_WHAT THIS TASK INVOLVES_
Give every line of the material again, exactly as written.

_RECORDED DATA_
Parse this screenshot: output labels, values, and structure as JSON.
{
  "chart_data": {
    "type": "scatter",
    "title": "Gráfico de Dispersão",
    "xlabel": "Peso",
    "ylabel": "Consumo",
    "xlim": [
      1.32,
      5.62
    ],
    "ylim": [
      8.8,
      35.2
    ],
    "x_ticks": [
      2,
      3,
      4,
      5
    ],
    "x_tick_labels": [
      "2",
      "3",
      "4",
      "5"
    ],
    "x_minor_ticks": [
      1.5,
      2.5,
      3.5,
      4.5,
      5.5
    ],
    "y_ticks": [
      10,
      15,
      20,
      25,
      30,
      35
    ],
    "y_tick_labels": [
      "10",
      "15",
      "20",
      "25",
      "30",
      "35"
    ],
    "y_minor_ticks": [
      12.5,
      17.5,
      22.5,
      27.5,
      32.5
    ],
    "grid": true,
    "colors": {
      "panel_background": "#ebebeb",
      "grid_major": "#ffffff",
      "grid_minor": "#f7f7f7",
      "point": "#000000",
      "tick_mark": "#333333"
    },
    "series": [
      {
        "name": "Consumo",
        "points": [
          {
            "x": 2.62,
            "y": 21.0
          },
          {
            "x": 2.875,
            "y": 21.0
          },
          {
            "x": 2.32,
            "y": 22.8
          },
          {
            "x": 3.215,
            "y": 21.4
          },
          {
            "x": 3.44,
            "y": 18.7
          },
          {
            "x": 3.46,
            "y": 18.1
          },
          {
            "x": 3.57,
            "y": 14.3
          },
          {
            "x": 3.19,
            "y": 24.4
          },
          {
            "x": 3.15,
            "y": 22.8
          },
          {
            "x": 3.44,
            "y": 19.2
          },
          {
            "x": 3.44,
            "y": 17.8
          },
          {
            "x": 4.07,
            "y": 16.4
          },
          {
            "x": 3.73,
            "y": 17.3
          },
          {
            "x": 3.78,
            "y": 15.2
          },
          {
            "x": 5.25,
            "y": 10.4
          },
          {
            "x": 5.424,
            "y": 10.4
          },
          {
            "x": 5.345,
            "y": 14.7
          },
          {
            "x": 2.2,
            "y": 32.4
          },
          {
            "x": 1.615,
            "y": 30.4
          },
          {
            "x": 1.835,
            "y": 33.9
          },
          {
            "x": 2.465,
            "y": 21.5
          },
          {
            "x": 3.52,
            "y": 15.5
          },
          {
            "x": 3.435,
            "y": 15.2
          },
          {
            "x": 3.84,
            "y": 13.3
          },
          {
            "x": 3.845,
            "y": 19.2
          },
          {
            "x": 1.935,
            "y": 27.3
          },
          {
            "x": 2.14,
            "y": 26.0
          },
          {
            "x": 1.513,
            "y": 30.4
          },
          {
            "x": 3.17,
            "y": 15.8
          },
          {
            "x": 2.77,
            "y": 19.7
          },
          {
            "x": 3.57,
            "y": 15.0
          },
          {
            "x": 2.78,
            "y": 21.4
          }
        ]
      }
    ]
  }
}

_TASK SOLUTION_
Parse this screenshot: output labels, values, and structure as JSON.
{
  "chart_data": {
    "type": "scatter",
    "title": "Gráfico de Dispersão",
    "xlabel": "Peso",
    "ylabel": "Consumo",
    "xlim": [
      1.32,
      5.62
    ],
    "ylim": [
      8.8,
      35.2
    ],
    "x_ticks": [
      2,
      3,
      4,
      5
    ],
    "x_tick_labels": [
      "2",
      "3",
      "4",
      "5"
    ],
    "x_minor_ticks": [
      1.5,
      2.5,
      3.5,
      4.5,
      5.5
    ],
    "y_ticks": [
      10,
      15,
      20,
      25,
      30,
      35
    ],
    "y_tick_labels": [
      "10",
      "15",
      "20",
      "25",
      "30",
      "35"
    ],
    "y_minor_ticks": [
      12.5,
      17.5,
      22.5,
      27.5,
      32.5
    ],
    "grid": true,
    "colors": {
      "panel_background": "#ebebeb",
      "grid_major": "#ffffff",
      "grid_minor": "#f7f7f7",
      "point": "#000000",
      "tick_mark": "#333333"
    },
    "series": [
      {
        "name": "Consumo",
        "points": [
          {
            "x": 2.62,
            "y": 21.0
          },
          {
            "x": 2.875,
            "y": 21.0
          },
          {
            "x": 2.32,
            "y": 22.8
          },
          {
            "x": 3.215,
            "y": 21.4
          },
          {
            "x": 3.44,
            "y": 18.7
          },
          {
            "x": 3.46,
            "y": 18.1
          },
          {
            "x": 3.57,
            "y": 14.3
          },
          {
            "x": 3.19,
            "y": 24.4
          },
          {
            "x": 3.15,
            "y": 22.8
          },
          {
            "x": 3.44,
            "y": 19.2
          },
          {
            "x": 3.44,
            "y": 17.8
          },
          {
            "x": 4.07,
            "y": 16.4
          },
          {
            "x": 3.73,
            "y": 17.3
          },
          {
            "x": 3.78,
            "y": 15.2
          },
          {
            "x": 5.25,
            "y": 10.4
          },
          {
            "x": 5.424,
            "y": 10.4
          },
          {
            "x": 5.345,
            "y": 14.7
          },
          {
            "x": 2.2,
            "y": 32.4
          },
          {
            "x": 1.615,
            "y": 30.4
          },
          {
            "x": 1.835,
            "y": 33.9
          },
          {
            "x": 2.465,
            "y": 21.5
          },
          {
            "x": 3.52,
            "y": 15.5
          },
          {
            "x": 3.435,
            "y": 15.2
          },
          {
            "x": 3.84,
            "y": 13.3
          },
          {
            "x": 3.845,
            "y": 19.2
          },
          {
            "x": 1.935,
            "y": 27.3
          },
          {
            "x": 2.14,
            "y": 26.0
          },
          {
            "x": 1.513,
            "y": 30.4
          },
          {
            "x": 3.17,
            "y": 15.8
          },
          {
            "x": 2.77,
            "y": 19.7
          },
          {
            "x": 3.57,
            "y": 15.0
          },
          {
            "x": 2.78,
            "y": 21.4
          }
        ]
      }
    ]
  }
}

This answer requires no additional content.